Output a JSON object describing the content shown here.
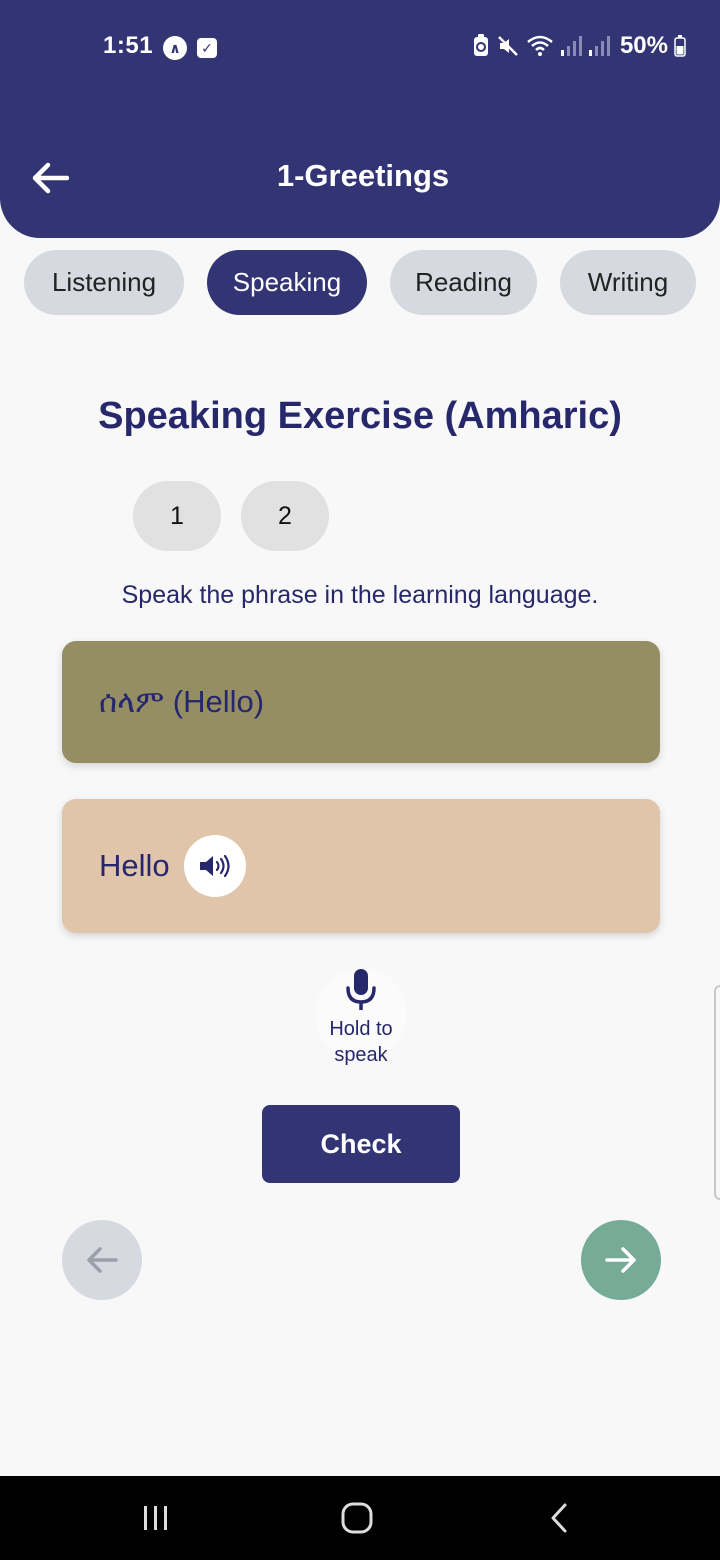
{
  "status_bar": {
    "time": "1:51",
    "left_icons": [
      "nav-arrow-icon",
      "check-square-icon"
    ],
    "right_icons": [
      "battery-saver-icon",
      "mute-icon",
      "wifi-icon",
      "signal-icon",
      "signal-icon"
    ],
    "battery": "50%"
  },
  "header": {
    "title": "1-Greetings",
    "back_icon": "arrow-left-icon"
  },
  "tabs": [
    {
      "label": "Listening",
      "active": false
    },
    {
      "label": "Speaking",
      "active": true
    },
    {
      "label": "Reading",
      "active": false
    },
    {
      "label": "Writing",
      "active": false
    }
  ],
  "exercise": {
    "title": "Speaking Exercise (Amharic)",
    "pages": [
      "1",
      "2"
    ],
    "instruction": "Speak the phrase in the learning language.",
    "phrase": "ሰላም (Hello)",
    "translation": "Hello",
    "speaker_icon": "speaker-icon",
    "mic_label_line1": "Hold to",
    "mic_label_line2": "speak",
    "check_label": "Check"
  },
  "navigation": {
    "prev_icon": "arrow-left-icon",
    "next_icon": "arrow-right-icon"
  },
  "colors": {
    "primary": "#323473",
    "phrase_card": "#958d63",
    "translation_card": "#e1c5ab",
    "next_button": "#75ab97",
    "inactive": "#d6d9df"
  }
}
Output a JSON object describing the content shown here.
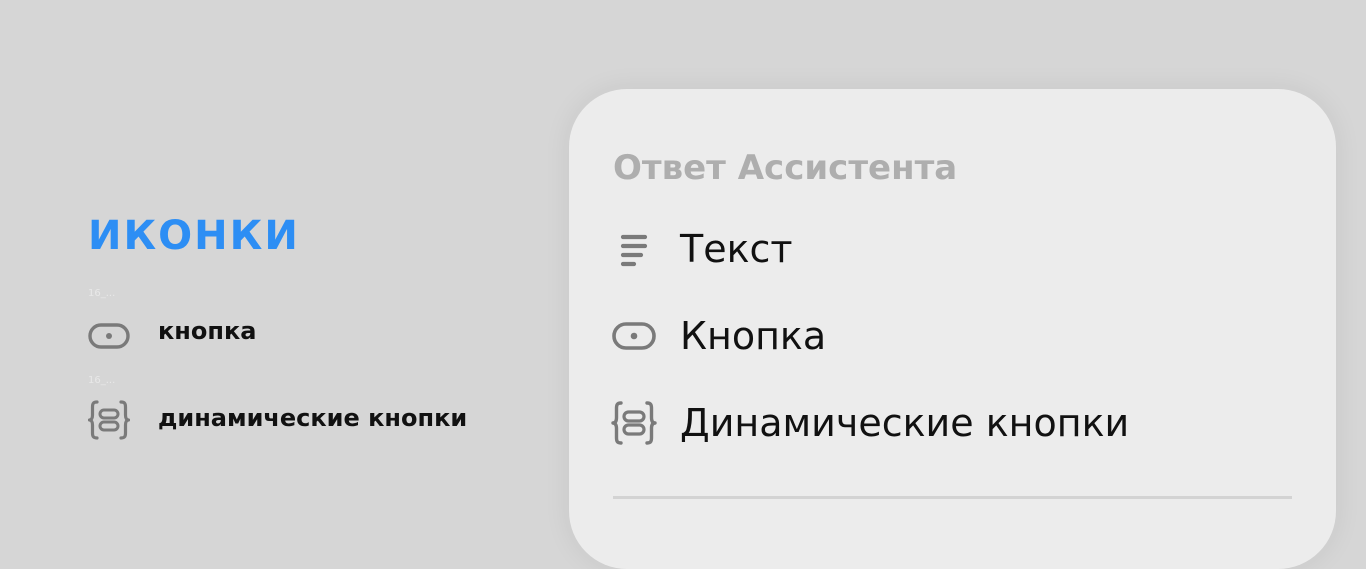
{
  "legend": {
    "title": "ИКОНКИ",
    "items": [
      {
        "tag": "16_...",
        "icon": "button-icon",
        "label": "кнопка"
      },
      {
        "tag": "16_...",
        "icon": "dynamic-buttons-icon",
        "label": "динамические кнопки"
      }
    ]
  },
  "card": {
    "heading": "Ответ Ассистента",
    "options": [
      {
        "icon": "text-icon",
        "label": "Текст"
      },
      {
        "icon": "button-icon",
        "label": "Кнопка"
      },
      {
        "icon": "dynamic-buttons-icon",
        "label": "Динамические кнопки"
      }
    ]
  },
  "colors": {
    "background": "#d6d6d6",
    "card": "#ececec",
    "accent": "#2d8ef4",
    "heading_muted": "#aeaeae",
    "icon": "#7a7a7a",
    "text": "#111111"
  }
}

**REQUIREMENT:** Write the entries above out in full, exactly, with no images.

**RESPONSE BELOW:**
Output a JSON object describing the content shown here.
{
  "status_bar": {
    "time": "1:51",
    "left_icons": [
      "nav-arrow-icon",
      "check-square-icon"
    ],
    "right_icons": [
      "battery-saver-icon",
      "mute-icon",
      "wifi-icon",
      "signal-icon",
      "signal-icon"
    ],
    "battery": "50%"
  },
  "header": {
    "title": "1-Greetings",
    "back_icon": "arrow-left-icon"
  },
  "tabs": [
    {
      "label": "Listening",
      "active": false
    },
    {
      "label": "Speaking",
      "active": true
    },
    {
      "label": "Reading",
      "active": false
    },
    {
      "label": "Writing",
      "active": false
    }
  ],
  "exercise": {
    "title": "Speaking Exercise (Amharic)",
    "pages": [
      "1",
      "2"
    ],
    "instruction": "Speak the phrase in the learning language.",
    "phrase": "ሰላም (Hello)",
    "translation": "Hello",
    "speaker_icon": "speaker-icon",
    "mic_label_line1": "Hold to",
    "mic_label_line2": "speak",
    "check_label": "Check"
  },
  "navigation": {
    "prev_icon": "arrow-left-icon",
    "next_icon": "arrow-right-icon"
  },
  "colors": {
    "primary": "#323473",
    "phrase_card": "#958d63",
    "translation_card": "#e1c5ab",
    "next_button": "#75ab97",
    "inactive": "#d6d9df"
  }
}
Output a JSON object describing the content shown here.
{
  "legend": {
    "title": "ИКОНКИ",
    "items": [
      {
        "tag": "16_...",
        "icon": "button-icon",
        "label": "кнопка"
      },
      {
        "tag": "16_...",
        "icon": "dynamic-buttons-icon",
        "label": "динамические кнопки"
      }
    ]
  },
  "card": {
    "heading": "Ответ Ассистента",
    "options": [
      {
        "icon": "text-icon",
        "label": "Текст"
      },
      {
        "icon": "button-icon",
        "label": "Кнопка"
      },
      {
        "icon": "dynamic-buttons-icon",
        "label": "Динамические кнопки"
      }
    ]
  },
  "colors": {
    "background": "#d6d6d6",
    "card": "#ececec",
    "accent": "#2d8ef4",
    "heading_muted": "#aeaeae",
    "icon": "#7a7a7a",
    "text": "#111111"
  }
}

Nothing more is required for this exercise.